Task instructions
Gather every line that includes the word "type", please.
◆ ◆ ◆ ◆
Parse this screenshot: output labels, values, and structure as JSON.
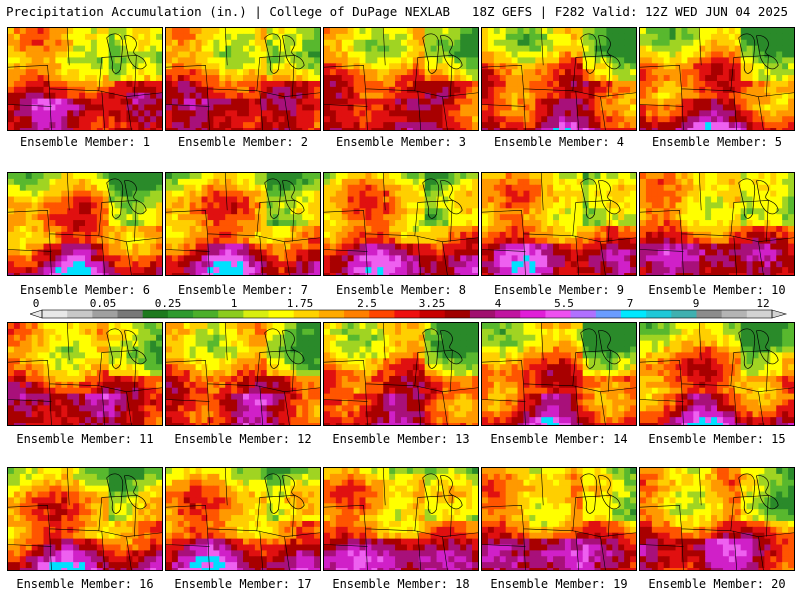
{
  "header": {
    "left": "Precipitation Accumulation (in.) | College of DuPage NEXLAB",
    "right": "18Z GEFS | F282 Valid: 12Z WED JUN 04 2025"
  },
  "panels": [
    {
      "label": "Ensemble Member: 1"
    },
    {
      "label": "Ensemble Member: 2"
    },
    {
      "label": "Ensemble Member: 3"
    },
    {
      "label": "Ensemble Member: 4"
    },
    {
      "label": "Ensemble Member: 5"
    },
    {
      "label": "Ensemble Member: 6"
    },
    {
      "label": "Ensemble Member: 7"
    },
    {
      "label": "Ensemble Member: 8"
    },
    {
      "label": "Ensemble Member: 9"
    },
    {
      "label": "Ensemble Member: 10"
    },
    {
      "label": "Ensemble Member: 11"
    },
    {
      "label": "Ensemble Member: 12"
    },
    {
      "label": "Ensemble Member: 13"
    },
    {
      "label": "Ensemble Member: 14"
    },
    {
      "label": "Ensemble Member: 15"
    },
    {
      "label": "Ensemble Member: 16"
    },
    {
      "label": "Ensemble Member: 17"
    },
    {
      "label": "Ensemble Member: 18"
    },
    {
      "label": "Ensemble Member: 19"
    },
    {
      "label": "Ensemble Member: 20"
    }
  ],
  "colorbar": {
    "ticks": [
      "0",
      "0.05",
      "0.25",
      "1",
      "1.75",
      "2.5",
      "3.25",
      "4",
      "5.5",
      "7",
      "9",
      "12"
    ],
    "colors": [
      "#e8e8e8",
      "#c8c8c8",
      "#a0a0a0",
      "#787878",
      "#1e7a1e",
      "#2e9a2e",
      "#4caf2a",
      "#8ccc20",
      "#d8ee10",
      "#ffff00",
      "#ffd200",
      "#ffaa00",
      "#ff7f00",
      "#ff4500",
      "#ee1010",
      "#c80000",
      "#a00000",
      "#a0106e",
      "#c014a0",
      "#e01ed8",
      "#ee50f0",
      "#b070ff",
      "#6a9cff",
      "#00e8ff",
      "#20c8d8",
      "#40b0b0",
      "#8c8c8c",
      "#b4b4b4",
      "#d2d2d2"
    ]
  }
}
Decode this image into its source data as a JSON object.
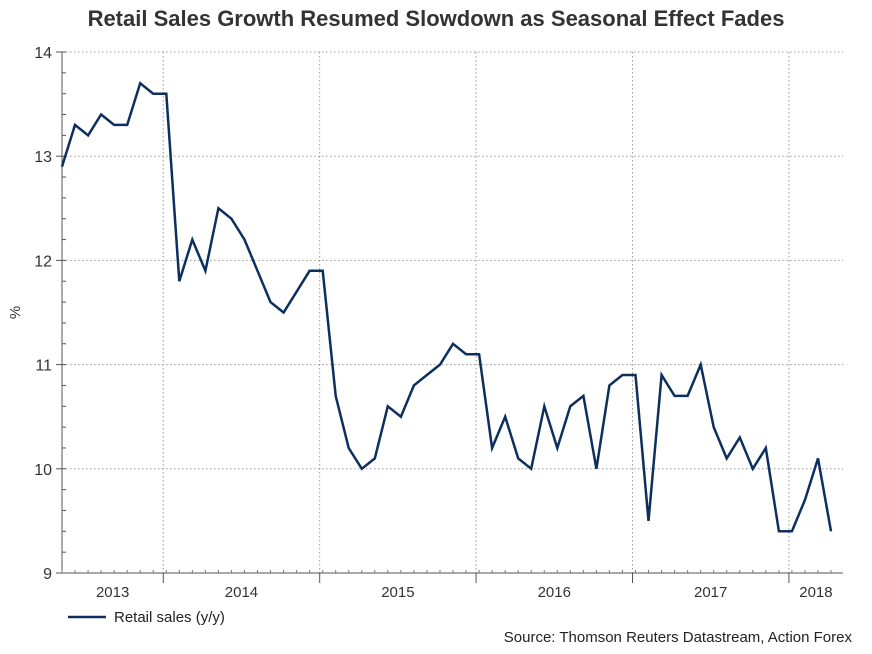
{
  "chart_data": {
    "type": "line",
    "title": "Retail Sales Growth Resumed Slowdown as Seasonal Effect Fades",
    "ylabel": "%",
    "xlabel": "",
    "ylim": [
      9,
      14
    ],
    "yticks": [
      "9",
      "10",
      "11",
      "12",
      "13",
      "14"
    ],
    "xtick_labels": [
      "2013",
      "2014",
      "2015",
      "2016",
      "2017",
      "2018"
    ],
    "grid": true,
    "legend_position": "bottom-left",
    "series": [
      {
        "name": "Retail sales (y/y)",
        "color": "#0d2f5e",
        "x": [
          "2013-05",
          "2013-06",
          "2013-07",
          "2013-08",
          "2013-09",
          "2013-10",
          "2013-11",
          "2013-12",
          "2014-01",
          "2014-02",
          "2014-03",
          "2014-04",
          "2014-05",
          "2014-06",
          "2014-07",
          "2014-08",
          "2014-09",
          "2014-10",
          "2014-11",
          "2014-12",
          "2015-01",
          "2015-02",
          "2015-03",
          "2015-04",
          "2015-05",
          "2015-06",
          "2015-07",
          "2015-08",
          "2015-09",
          "2015-10",
          "2015-11",
          "2015-12",
          "2016-01",
          "2016-02",
          "2016-03",
          "2016-04",
          "2016-05",
          "2016-06",
          "2016-07",
          "2016-08",
          "2016-09",
          "2016-10",
          "2016-11",
          "2016-12",
          "2017-01",
          "2017-02",
          "2017-03",
          "2017-04",
          "2017-05",
          "2017-06",
          "2017-07",
          "2017-08",
          "2017-09",
          "2017-10",
          "2017-11",
          "2017-12",
          "2018-01",
          "2018-02",
          "2018-03",
          "2018-04"
        ],
        "values": [
          12.9,
          13.3,
          13.2,
          13.4,
          13.3,
          13.3,
          13.7,
          13.6,
          13.6,
          11.8,
          12.2,
          11.9,
          12.5,
          12.4,
          12.2,
          11.9,
          11.6,
          11.5,
          11.7,
          11.9,
          11.9,
          10.7,
          10.2,
          10.0,
          10.1,
          10.6,
          10.5,
          10.8,
          10.9,
          11.0,
          11.2,
          11.1,
          11.1,
          10.2,
          10.5,
          10.1,
          10.0,
          10.6,
          10.2,
          10.6,
          10.7,
          10.0,
          10.8,
          10.9,
          10.9,
          9.5,
          10.9,
          10.7,
          10.7,
          11.0,
          10.4,
          10.1,
          10.3,
          10.0,
          10.2,
          9.4,
          9.4,
          9.7,
          10.1,
          9.4
        ]
      }
    ],
    "source": "Source: Thomson Reuters Datastream, Action Forex"
  }
}
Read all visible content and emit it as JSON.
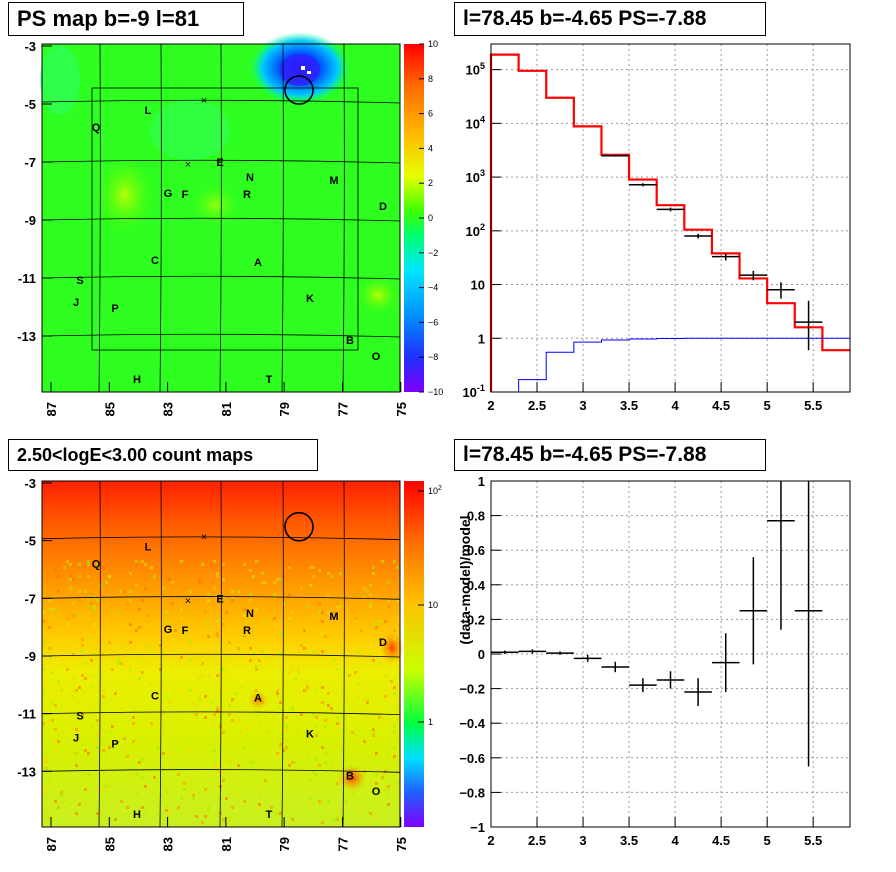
{
  "panels": {
    "tl": {
      "title": "PS map b=-9 l=81"
    },
    "tr": {
      "title": "l=78.45 b=-4.65 PS=-7.88"
    },
    "bl": {
      "title": "2.50<logE<3.00 count maps"
    },
    "br": {
      "title": "l=78.45 b=-4.65 PS=-7.88"
    }
  },
  "chart_data": [
    {
      "type": "heatmap",
      "title": "PS map b=-9 l=81",
      "x_ticks": [
        "87",
        "85",
        "83",
        "81",
        "79",
        "77",
        "75"
      ],
      "y_ticks": [
        "-3",
        "-5",
        "-7",
        "-9",
        "-11",
        "-13"
      ],
      "xlim": [
        87,
        75
      ],
      "ylim": [
        -3,
        -15
      ],
      "colorbar": {
        "min": -10,
        "max": 10,
        "ticks": [
          "10",
          "8",
          "6",
          "4",
          "2",
          "0",
          "−2",
          "−4",
          "−6",
          "−8",
          "−10"
        ]
      },
      "source_labels": [
        "L",
        "Q",
        "E",
        "N",
        "M",
        "G",
        "F",
        "R",
        "D",
        "C",
        "A",
        "S",
        "J",
        "P",
        "K",
        "B",
        "O",
        "H",
        "T"
      ],
      "marked_source": {
        "l": 78.45,
        "b": -4.65
      }
    },
    {
      "type": "line",
      "title": "l=78.45 b=-4.65 PS=-7.88",
      "yscale": "log",
      "xlim": [
        2,
        5.9
      ],
      "ylim": [
        0.1,
        300000
      ],
      "x_ticks": [
        "2",
        "2.5",
        "3",
        "3.5",
        "4",
        "4.5",
        "5",
        "5.5"
      ],
      "y_ticks": [
        "10^5",
        "10^4",
        "10^3",
        "10^2",
        "10",
        "1",
        "10^-1"
      ],
      "series": [
        {
          "kind": "model",
          "color": "#ff0000",
          "edges": [
            2.0,
            2.3,
            2.6,
            2.9,
            3.2,
            3.5,
            3.8,
            4.1,
            4.4,
            4.7,
            5.0,
            5.3,
            5.6,
            5.9
          ],
          "values": [
            190000,
            95000,
            30000,
            8800,
            2600,
            900,
            300,
            105,
            38,
            13,
            4.5,
            1.6,
            0.6
          ]
        },
        {
          "kind": "point-source",
          "color": "#0000ff",
          "edges": [
            2.3,
            2.6,
            2.9,
            3.2,
            3.5,
            3.8,
            4.1,
            4.4,
            4.7,
            5.0,
            5.3,
            5.6,
            5.9
          ],
          "values": [
            0.17,
            0.55,
            0.85,
            0.93,
            0.97,
            0.99,
            1.0,
            1.0,
            1.0,
            1.0,
            1.0,
            1.0
          ]
        },
        {
          "kind": "data",
          "color": "#000000",
          "x": [
            3.35,
            3.65,
            3.95,
            4.25,
            4.55,
            4.85,
            5.15,
            5.45
          ],
          "xerr": 0.15,
          "y": [
            2500,
            720,
            250,
            80,
            33,
            15,
            8,
            2
          ],
          "ylo": [
            2400,
            670,
            230,
            72,
            28,
            12,
            5.5,
            0.6
          ],
          "yhi": [
            2600,
            770,
            270,
            88,
            38,
            18,
            11,
            5
          ]
        }
      ]
    },
    {
      "type": "heatmap",
      "title": "2.50<logE<3.00 count maps",
      "x_ticks": [
        "87",
        "85",
        "83",
        "81",
        "79",
        "77",
        "75"
      ],
      "y_ticks": [
        "-3",
        "-5",
        "-7",
        "-9",
        "-11",
        "-13"
      ],
      "xlim": [
        87,
        75
      ],
      "ylim": [
        -3,
        -15
      ],
      "colorbar": {
        "scale": "log",
        "ticks": [
          "10^2",
          "10",
          "1"
        ]
      },
      "source_labels": [
        "L",
        "Q",
        "E",
        "N",
        "M",
        "G",
        "F",
        "R",
        "D",
        "C",
        "A",
        "S",
        "J",
        "P",
        "K",
        "B",
        "O",
        "H",
        "T"
      ]
    },
    {
      "type": "scatter",
      "title": "l=78.45 b=-4.65 PS=-7.88",
      "ylabel": "(data-model)/model",
      "xlim": [
        2,
        5.9
      ],
      "ylim": [
        -1,
        1
      ],
      "x_ticks": [
        "2",
        "2.5",
        "3",
        "3.5",
        "4",
        "4.5",
        "5",
        "5.5"
      ],
      "y_ticks": [
        "1",
        "0.8",
        "0.6",
        "0.4",
        "0.2",
        "0",
        "−0.2",
        "−0.4",
        "−0.6",
        "−0.8",
        "−1"
      ],
      "points": {
        "x": [
          2.15,
          2.45,
          2.75,
          3.05,
          3.35,
          3.65,
          3.95,
          4.25,
          4.55,
          4.85,
          5.15,
          5.45
        ],
        "xerr": 0.15,
        "y": [
          0.01,
          0.015,
          0.005,
          -0.025,
          -0.075,
          -0.18,
          -0.15,
          -0.22,
          -0.05,
          0.25,
          0.77,
          0.25
        ],
        "yerr": [
          0.01,
          0.012,
          0.01,
          0.02,
          0.03,
          0.04,
          0.05,
          0.08,
          0.17,
          0.31,
          0.63,
          0.9
        ]
      }
    }
  ]
}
◆ ◆ ◆ ◆
Full solution
    "type": "line",
      "type": "heatmap",
      "type": "line",
      "type": "heatmap",
      "type": "scatter",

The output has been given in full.